>> Begin TASK INPUT

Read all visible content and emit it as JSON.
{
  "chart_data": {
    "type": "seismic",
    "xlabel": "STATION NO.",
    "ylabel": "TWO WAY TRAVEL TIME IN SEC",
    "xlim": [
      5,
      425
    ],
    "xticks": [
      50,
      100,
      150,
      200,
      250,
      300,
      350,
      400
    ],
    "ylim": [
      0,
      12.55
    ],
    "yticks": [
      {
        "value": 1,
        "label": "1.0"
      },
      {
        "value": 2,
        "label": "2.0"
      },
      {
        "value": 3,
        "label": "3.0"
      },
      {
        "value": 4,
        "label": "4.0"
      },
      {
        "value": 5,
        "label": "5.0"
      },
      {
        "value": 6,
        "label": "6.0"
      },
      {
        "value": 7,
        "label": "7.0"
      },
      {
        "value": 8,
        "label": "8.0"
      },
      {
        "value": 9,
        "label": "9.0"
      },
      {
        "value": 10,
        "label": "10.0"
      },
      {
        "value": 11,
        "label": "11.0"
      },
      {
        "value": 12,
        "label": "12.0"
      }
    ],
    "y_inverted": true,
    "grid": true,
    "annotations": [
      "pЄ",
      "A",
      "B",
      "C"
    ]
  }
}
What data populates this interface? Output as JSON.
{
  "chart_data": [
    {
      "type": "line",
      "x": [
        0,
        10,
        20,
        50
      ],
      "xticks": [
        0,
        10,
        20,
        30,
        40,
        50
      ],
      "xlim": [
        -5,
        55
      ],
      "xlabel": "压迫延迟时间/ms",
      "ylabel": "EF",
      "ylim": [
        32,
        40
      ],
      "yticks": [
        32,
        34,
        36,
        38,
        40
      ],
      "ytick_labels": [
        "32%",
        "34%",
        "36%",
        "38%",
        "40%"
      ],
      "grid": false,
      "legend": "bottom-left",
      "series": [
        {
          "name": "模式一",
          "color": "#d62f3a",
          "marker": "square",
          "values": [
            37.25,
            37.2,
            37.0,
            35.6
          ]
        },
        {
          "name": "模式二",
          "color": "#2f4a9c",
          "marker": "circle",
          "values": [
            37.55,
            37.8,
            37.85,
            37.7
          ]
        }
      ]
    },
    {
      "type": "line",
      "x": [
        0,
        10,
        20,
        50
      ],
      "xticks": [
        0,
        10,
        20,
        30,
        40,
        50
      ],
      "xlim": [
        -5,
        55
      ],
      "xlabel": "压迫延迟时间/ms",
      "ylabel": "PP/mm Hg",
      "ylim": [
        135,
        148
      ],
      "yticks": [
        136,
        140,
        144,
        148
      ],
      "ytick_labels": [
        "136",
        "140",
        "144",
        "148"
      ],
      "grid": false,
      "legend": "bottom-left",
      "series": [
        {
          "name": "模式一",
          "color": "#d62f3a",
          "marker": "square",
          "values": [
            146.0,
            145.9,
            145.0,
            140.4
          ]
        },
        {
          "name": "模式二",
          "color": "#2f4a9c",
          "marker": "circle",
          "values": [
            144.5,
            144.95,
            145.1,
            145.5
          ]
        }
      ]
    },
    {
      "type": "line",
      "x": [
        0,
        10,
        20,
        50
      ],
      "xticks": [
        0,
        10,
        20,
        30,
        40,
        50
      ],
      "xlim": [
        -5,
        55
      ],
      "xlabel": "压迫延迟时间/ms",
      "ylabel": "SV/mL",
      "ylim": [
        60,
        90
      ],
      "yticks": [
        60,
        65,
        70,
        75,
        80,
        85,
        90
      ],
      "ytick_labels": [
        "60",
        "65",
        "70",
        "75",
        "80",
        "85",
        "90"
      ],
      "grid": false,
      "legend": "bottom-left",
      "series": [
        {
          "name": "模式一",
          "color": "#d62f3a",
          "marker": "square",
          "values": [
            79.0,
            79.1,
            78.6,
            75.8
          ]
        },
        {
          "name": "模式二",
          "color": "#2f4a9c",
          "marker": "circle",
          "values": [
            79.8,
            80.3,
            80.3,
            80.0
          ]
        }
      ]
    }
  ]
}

>> End TASK INPUT

PROBLEM REQUIREMENTS: Among the lines above, how many contain the string "ylabel"? State the number alone.

RESPONSE BELOW: 4